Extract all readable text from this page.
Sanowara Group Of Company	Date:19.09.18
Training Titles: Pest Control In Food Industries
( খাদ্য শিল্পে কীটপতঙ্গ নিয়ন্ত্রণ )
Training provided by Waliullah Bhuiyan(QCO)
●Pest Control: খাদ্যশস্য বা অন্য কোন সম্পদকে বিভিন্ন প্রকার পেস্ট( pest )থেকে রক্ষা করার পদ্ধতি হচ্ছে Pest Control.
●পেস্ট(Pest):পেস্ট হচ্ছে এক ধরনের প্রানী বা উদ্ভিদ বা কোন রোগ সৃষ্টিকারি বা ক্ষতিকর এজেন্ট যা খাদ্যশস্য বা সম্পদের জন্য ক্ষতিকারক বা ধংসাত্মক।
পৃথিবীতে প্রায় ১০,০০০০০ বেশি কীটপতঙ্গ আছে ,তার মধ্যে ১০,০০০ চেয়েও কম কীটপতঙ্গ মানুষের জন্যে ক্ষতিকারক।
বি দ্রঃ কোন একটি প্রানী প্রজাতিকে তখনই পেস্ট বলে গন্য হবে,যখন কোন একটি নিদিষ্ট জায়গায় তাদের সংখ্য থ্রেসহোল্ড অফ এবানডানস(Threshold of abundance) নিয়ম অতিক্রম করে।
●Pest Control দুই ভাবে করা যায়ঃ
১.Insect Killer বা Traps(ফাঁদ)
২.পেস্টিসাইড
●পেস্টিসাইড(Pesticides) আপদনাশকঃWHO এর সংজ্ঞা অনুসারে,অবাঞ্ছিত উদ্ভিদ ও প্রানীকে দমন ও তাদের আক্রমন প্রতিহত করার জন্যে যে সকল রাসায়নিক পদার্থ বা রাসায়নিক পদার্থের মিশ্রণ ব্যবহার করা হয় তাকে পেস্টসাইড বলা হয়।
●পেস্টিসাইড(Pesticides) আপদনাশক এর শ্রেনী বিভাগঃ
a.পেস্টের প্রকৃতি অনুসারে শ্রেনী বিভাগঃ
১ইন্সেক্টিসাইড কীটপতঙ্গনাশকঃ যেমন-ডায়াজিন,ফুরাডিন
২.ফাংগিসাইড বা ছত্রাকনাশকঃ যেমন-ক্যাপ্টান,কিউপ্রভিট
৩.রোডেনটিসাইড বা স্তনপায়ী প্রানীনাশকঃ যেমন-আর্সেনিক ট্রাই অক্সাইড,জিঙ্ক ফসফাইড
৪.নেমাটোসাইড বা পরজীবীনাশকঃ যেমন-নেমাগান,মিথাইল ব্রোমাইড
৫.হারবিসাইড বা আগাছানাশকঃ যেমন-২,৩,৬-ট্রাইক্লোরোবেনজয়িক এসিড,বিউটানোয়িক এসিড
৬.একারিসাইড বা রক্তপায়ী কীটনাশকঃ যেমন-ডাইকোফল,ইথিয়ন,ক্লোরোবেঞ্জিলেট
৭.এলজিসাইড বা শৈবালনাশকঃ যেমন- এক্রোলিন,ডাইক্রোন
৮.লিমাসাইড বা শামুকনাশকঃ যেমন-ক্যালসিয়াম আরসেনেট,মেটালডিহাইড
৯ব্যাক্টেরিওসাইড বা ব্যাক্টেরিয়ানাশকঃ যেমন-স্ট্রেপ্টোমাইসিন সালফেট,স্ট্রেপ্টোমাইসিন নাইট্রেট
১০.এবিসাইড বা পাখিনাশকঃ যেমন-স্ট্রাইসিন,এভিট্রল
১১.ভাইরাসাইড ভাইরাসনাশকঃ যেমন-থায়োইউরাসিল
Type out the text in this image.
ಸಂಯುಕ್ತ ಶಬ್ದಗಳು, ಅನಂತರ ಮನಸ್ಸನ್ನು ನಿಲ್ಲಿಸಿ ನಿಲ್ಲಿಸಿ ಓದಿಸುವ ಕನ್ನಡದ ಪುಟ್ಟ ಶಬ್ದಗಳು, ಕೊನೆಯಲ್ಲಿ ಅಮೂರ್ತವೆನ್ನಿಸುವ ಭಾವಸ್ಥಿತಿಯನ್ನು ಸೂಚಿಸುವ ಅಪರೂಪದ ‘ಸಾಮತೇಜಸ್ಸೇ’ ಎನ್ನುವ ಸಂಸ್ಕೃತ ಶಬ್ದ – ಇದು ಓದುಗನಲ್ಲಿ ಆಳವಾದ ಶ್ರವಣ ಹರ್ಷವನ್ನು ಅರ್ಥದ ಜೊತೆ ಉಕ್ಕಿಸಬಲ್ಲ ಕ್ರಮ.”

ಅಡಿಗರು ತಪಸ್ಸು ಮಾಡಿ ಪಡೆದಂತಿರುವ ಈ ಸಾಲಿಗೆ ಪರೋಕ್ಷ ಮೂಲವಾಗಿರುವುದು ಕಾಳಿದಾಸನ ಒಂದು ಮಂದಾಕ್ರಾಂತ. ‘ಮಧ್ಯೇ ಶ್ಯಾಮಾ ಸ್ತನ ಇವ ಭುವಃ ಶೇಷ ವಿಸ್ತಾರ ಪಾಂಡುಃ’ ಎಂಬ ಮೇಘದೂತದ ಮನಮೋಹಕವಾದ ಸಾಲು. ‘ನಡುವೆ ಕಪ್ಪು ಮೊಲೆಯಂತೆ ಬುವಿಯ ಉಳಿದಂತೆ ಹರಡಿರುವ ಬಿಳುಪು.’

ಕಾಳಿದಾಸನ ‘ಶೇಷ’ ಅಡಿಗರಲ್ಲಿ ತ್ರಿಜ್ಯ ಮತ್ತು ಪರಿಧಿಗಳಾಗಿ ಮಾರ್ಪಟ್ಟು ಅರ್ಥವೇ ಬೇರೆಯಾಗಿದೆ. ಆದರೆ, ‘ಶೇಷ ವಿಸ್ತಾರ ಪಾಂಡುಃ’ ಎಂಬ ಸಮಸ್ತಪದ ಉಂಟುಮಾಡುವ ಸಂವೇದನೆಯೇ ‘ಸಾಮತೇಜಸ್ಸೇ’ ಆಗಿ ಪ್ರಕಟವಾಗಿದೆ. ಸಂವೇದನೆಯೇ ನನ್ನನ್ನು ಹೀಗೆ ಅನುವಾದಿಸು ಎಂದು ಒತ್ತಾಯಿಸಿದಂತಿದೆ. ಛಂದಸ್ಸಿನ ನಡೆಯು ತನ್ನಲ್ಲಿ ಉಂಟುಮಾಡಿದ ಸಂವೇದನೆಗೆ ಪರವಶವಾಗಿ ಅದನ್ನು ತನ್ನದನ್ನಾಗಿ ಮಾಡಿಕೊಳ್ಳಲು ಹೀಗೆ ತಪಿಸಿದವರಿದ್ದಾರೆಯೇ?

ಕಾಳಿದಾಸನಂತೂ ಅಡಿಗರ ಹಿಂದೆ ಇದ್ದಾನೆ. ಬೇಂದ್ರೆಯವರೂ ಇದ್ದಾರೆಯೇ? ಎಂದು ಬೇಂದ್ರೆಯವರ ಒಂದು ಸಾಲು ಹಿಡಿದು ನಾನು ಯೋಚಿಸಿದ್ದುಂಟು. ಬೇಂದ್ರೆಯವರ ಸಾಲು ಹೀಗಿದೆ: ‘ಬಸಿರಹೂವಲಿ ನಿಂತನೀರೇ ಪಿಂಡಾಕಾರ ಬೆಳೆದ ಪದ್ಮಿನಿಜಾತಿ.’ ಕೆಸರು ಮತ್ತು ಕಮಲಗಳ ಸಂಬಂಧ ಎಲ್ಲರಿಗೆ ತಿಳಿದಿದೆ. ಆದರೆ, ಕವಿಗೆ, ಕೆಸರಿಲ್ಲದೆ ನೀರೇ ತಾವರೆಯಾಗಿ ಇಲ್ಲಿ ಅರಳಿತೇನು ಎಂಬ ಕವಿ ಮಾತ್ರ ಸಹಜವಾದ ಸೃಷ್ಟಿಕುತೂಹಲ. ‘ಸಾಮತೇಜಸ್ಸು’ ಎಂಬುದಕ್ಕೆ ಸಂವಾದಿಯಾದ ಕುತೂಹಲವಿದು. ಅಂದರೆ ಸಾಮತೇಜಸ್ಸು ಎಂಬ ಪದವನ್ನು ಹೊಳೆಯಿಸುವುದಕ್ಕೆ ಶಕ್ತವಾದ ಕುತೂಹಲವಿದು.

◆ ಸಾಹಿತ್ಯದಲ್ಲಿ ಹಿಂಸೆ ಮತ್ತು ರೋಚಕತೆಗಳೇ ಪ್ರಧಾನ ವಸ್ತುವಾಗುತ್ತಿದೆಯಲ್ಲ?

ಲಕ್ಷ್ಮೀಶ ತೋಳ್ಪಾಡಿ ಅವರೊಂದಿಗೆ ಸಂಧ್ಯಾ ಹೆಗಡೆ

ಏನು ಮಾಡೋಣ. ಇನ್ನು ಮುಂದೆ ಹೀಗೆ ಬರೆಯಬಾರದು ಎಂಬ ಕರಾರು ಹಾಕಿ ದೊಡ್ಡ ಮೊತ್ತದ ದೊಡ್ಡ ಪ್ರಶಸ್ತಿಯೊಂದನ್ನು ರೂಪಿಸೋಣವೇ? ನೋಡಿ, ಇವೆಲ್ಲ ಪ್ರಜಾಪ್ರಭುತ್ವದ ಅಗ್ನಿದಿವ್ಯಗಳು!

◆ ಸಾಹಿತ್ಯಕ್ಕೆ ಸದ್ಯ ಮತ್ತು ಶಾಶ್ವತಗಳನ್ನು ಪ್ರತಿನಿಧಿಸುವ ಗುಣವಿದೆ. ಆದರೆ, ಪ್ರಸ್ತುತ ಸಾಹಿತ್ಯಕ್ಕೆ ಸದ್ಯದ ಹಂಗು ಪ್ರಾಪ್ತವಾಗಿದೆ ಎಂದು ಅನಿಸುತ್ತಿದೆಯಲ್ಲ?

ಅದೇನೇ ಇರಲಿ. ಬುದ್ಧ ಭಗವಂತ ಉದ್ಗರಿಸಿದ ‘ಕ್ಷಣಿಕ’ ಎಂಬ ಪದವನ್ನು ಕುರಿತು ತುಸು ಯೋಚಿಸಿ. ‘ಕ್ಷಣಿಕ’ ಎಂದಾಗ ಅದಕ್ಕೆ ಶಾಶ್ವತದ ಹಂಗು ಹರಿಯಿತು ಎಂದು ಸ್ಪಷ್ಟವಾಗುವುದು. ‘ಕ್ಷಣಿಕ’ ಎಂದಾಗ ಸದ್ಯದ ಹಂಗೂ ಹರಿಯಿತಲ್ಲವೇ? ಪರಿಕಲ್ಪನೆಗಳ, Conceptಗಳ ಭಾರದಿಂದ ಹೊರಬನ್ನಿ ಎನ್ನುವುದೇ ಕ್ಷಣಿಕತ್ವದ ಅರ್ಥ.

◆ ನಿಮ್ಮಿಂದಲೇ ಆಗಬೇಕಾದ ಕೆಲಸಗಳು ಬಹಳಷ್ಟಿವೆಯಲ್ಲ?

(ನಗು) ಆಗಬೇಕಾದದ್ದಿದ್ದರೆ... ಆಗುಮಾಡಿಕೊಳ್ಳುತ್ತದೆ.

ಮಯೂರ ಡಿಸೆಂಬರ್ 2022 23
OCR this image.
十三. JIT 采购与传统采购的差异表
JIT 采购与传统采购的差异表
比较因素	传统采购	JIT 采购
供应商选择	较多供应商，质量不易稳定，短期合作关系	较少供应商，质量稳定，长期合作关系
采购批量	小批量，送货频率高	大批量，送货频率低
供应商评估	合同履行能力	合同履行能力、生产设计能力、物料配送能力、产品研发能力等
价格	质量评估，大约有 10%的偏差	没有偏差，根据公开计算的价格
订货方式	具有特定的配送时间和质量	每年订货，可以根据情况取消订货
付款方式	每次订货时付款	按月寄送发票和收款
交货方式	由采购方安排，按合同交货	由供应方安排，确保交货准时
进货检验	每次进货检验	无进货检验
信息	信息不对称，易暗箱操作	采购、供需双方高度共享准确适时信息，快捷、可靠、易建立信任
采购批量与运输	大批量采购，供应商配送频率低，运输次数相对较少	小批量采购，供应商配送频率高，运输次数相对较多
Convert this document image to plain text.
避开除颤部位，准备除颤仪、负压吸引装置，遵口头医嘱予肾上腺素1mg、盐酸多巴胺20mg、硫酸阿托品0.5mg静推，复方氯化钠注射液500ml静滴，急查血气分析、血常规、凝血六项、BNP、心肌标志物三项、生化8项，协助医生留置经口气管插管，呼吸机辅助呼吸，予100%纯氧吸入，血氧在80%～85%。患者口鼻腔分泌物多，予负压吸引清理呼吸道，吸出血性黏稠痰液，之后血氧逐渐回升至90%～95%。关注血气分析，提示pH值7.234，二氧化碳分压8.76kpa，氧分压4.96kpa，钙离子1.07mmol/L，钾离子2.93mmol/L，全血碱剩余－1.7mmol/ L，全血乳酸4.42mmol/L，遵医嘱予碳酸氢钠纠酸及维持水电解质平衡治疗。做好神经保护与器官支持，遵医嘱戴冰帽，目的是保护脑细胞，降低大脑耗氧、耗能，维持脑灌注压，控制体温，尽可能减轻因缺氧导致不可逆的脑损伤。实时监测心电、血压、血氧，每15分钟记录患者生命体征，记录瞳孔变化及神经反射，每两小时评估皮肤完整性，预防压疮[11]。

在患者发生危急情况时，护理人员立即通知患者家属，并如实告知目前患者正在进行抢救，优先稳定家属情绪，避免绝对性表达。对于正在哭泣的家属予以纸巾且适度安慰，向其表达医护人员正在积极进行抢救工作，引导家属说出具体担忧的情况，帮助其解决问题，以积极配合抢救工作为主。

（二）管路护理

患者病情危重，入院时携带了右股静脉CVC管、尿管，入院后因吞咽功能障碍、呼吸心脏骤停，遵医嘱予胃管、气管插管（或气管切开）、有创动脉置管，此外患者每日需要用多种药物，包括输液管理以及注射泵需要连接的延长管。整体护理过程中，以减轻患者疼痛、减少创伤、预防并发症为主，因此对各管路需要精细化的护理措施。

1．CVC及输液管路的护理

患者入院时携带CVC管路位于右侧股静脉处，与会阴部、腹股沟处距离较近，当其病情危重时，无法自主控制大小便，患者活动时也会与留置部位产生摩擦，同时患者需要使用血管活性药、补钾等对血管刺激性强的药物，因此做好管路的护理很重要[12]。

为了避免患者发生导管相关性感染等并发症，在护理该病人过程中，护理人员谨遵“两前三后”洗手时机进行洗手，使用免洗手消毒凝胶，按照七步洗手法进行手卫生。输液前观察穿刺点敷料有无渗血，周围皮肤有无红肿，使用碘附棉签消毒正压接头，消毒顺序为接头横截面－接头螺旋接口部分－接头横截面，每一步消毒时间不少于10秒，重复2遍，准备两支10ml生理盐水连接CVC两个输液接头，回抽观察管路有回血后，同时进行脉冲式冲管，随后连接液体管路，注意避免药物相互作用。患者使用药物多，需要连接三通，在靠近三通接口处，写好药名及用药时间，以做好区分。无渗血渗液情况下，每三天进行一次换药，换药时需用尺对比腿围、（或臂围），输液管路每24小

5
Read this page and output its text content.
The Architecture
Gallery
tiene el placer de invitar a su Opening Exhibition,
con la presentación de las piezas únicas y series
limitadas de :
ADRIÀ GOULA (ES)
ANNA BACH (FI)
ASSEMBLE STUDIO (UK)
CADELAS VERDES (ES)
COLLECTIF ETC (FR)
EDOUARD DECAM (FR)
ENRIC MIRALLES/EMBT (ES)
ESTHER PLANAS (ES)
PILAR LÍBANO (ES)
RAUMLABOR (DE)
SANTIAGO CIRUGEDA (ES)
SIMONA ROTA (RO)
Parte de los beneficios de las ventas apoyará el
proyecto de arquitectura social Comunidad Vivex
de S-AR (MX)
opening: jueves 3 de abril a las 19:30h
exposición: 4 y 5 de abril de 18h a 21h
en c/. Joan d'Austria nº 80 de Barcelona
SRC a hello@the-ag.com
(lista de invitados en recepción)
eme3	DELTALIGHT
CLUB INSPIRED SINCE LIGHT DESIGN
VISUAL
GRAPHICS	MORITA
**********
**EXERCISE TASK**
Where a line in the entries holds the word "আপদন", copy that line.

**SOLUTION BELOW**
●পেস্টিসাইড(Pesticides) আপদনাশকঃWHO এর সংজ্ঞা অনুসারে,অবাঞ্ছিত উদ্ভিদ ও প্রানীকে দমন ও তাদের আক্রমন প্রতিহত করার জন্যে যে সকল রাসায়নিক পদার্থ বা রাসায়নিক পদার্থের মিশ্রণ ব্যবহার করা হয় তাকে পেস্টসাইড বলা হয়।
●পেস্টিসাইড(Pesticides) আপদনাশক এর শ্রেনী বিভাগঃ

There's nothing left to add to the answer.